## Brief
Write out the entire listing below exactly, with the pictures left out.

○ ○ ○ ○ ○ ○ ○

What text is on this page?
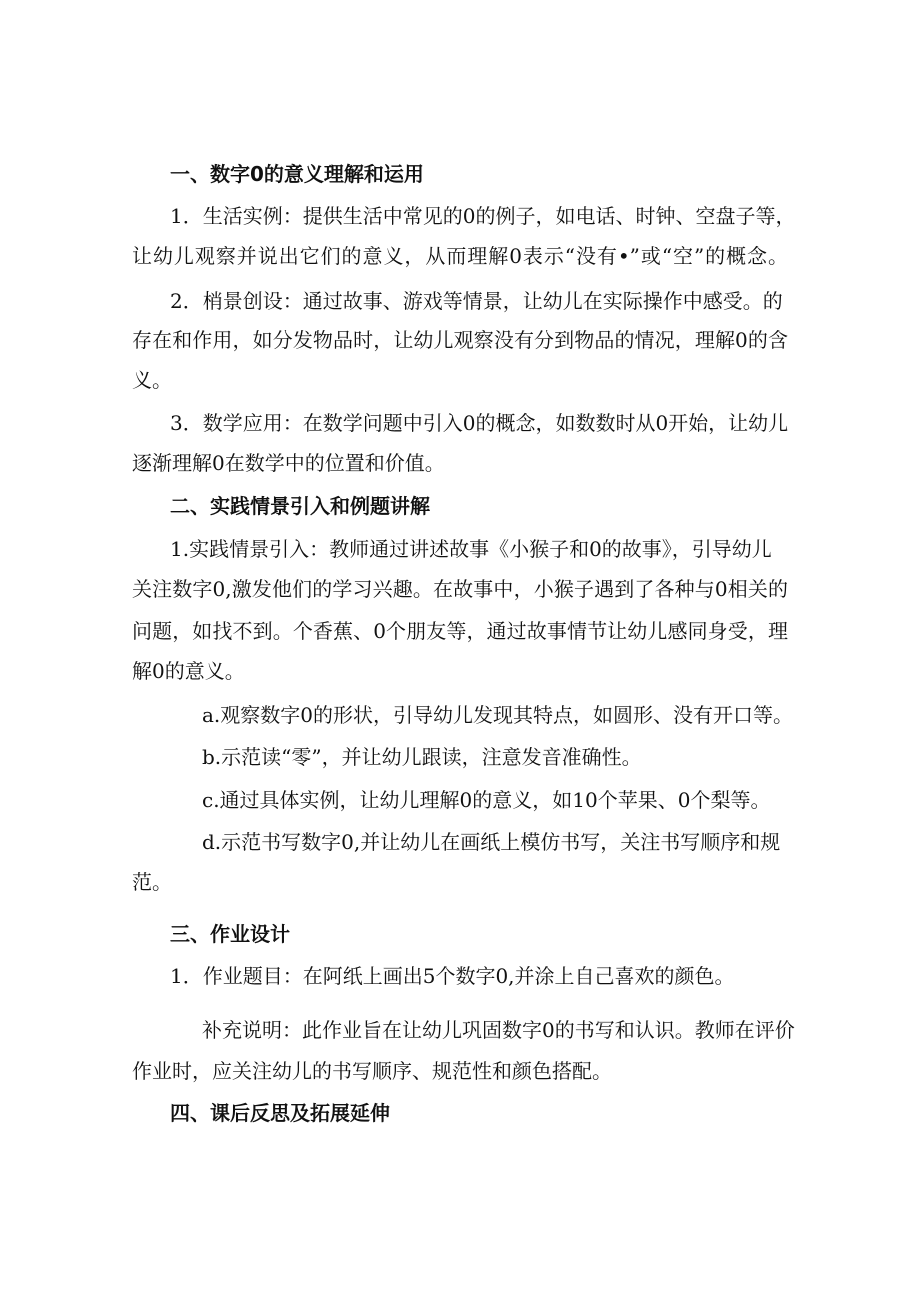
一、数字0的意义理解和运用
1．生活实例：提供生活中常见的0的例子，如电话、时钟、空盘子等，
让幼儿观察并说出它们的意义，从而理解0表示“没有•”或“空”的概念。
2．梢景创设：通过故事、游戏等情景，让幼儿在实际操作中感受。的
存在和作用，如分发物品时，让幼儿观察没有分到物品的情况，理解0的含
义。
3．数学应用：在数学问题中引入0的概念，如数数时从0开始，让幼儿
逐渐理解0在数学中的位置和价值。
二、实践情景引入和例题讲解
1.实践情景引入：教师通过讲述故事《小猴子和0的故事》，引导幼儿
关注数字0,激发他们的学习兴趣。在故事中，小猴子遇到了各种与0相关的
问题，如找不到。个香蕉、0个朋友等，通过故事情节让幼儿感同身受，理
解0的意义。
a.观察数字0的形状，引导幼儿发现其特点，如圆形、没有开口等。
b.示范读“零”，并让幼儿跟读，注意发音准确性。
c.通过具体实例，让幼儿理解0的意义，如10个苹果、0个梨等。
d.示范书写数字0,并让幼儿在画纸上模仿书写，关注书写顺序和规
范。
三、作业设计
1．作业题目：在阿纸上画出5个数字0,并涂上自己喜欢的颜色。
补充说明：此作业旨在让幼儿巩固数字0的书写和认识。教师在评价
作业时，应关注幼儿的书写顺序、规范性和颜色搭配。
四、课后反思及拓展延伸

○ ○ ○ ○ ○ ○ ○

## Full answer
What text is on this page?
一、数字0的意义理解和运用
1．生活实例：提供生活中常见的0的例子，如电话、时钟、空盘子等，
让幼儿观察并说出它们的意义，从而理解0表示“没有•”或“空”的概念。
2．梢景创设：通过故事、游戏等情景，让幼儿在实际操作中感受。的
存在和作用，如分发物品时，让幼儿观察没有分到物品的情况，理解0的含
义。
3．数学应用：在数学问题中引入0的概念，如数数时从0开始，让幼儿
逐渐理解0在数学中的位置和价值。
二、实践情景引入和例题讲解
1.实践情景引入：教师通过讲述故事《小猴子和0的故事》，引导幼儿
关注数字0,激发他们的学习兴趣。在故事中，小猴子遇到了各种与0相关的
问题，如找不到。个香蕉、0个朋友等，通过故事情节让幼儿感同身受，理
解0的意义。
a.观察数字0的形状，引导幼儿发现其特点，如圆形、没有开口等。
b.示范读“零”，并让幼儿跟读，注意发音准确性。
c.通过具体实例，让幼儿理解0的意义，如10个苹果、0个梨等。
d.示范书写数字0,并让幼儿在画纸上模仿书写，关注书写顺序和规
范。
三、作业设计
1．作业题目：在阿纸上画出5个数字0,并涂上自己喜欢的颜色。
补充说明：此作业旨在让幼儿巩固数字0的书写和认识。教师在评价
作业时，应关注幼儿的书写顺序、规范性和颜色搭配。
四、课后反思及拓展延伸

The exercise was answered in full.